▸ TASK BRIEF
Can all of these lines be returned exactly?

▸ EXCERPTED RECORDS

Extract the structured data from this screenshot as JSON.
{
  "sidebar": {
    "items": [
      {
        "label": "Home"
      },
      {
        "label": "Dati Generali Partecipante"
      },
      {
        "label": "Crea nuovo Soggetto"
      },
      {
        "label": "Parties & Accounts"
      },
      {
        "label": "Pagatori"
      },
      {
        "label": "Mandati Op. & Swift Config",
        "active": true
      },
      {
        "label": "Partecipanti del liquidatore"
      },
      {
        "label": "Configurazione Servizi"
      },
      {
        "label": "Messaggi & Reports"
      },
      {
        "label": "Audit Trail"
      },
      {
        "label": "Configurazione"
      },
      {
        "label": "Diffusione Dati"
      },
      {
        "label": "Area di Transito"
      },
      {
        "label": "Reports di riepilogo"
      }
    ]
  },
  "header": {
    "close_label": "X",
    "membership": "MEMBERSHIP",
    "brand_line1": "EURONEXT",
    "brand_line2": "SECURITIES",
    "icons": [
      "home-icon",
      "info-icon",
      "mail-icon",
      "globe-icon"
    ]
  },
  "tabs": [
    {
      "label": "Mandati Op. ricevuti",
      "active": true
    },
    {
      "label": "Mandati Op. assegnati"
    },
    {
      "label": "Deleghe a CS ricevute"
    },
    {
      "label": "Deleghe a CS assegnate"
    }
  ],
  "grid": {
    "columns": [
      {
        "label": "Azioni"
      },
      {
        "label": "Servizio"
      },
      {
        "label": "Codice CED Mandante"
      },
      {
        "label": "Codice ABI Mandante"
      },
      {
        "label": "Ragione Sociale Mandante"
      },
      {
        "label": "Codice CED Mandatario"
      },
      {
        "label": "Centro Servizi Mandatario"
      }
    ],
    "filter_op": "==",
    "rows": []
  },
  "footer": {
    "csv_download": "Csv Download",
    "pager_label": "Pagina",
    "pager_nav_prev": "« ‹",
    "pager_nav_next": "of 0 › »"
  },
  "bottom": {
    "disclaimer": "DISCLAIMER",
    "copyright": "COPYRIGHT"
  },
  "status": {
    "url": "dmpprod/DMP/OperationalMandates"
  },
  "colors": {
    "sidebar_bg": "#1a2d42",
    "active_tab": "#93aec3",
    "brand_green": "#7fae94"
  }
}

▸ CORRECT ANSWER
Extract the structured data from this screenshot as JSON.
{
  "sidebar": {
    "items": [
      {
        "label": "Home"
      },
      {
        "label": "Dati Generali Partecipante"
      },
      {
        "label": "Crea nuovo Soggetto"
      },
      {
        "label": "Parties & Accounts"
      },
      {
        "label": "Pagatori"
      },
      {
        "label": "Mandati Op. & Swift Config",
        "active": true
      },
      {
        "label": "Partecipanti del liquidatore"
      },
      {
        "label": "Configurazione Servizi"
      },
      {
        "label": "Messaggi & Reports"
      },
      {
        "label": "Audit Trail"
      },
      {
        "label": "Configurazione"
      },
      {
        "label": "Diffusione Dati"
      },
      {
        "label": "Area di Transito"
      },
      {
        "label": "Reports di riepilogo"
      }
    ]
  },
  "header": {
    "close_label": "X",
    "membership": "MEMBERSHIP",
    "brand_line1": "EURONEXT",
    "brand_line2": "SECURITIES",
    "icons": [
      "home-icon",
      "info-icon",
      "mail-icon",
      "globe-icon"
    ]
  },
  "tabs": [
    {
      "label": "Mandati Op. ricevuti",
      "active": true
    },
    {
      "label": "Mandati Op. assegnati"
    },
    {
      "label": "Deleghe a CS ricevute"
    },
    {
      "label": "Deleghe a CS assegnate"
    }
  ],
  "grid": {
    "columns": [
      {
        "label": "Azioni"
      },
      {
        "label": "Servizio"
      },
      {
        "label": "Codice CED Mandante"
      },
      {
        "label": "Codice ABI Mandante"
      },
      {
        "label": "Ragione Sociale Mandante"
      },
      {
        "label": "Codice CED Mandatario"
      },
      {
        "label": "Centro Servizi Mandatario"
      }
    ],
    "filter_op": "==",
    "rows": []
  },
  "footer": {
    "csv_download": "Csv Download",
    "pager_label": "Pagina",
    "pager_nav_prev": "« ‹",
    "pager_nav_next": "of 0 › »"
  },
  "bottom": {
    "disclaimer": "DISCLAIMER",
    "copyright": "COPYRIGHT"
  },
  "status": {
    "url": "dmpprod/DMP/OperationalMandates"
  },
  "colors": {
    "sidebar_bg": "#1a2d42",
    "active_tab": "#93aec3",
    "brand_green": "#7fae94"
  }
}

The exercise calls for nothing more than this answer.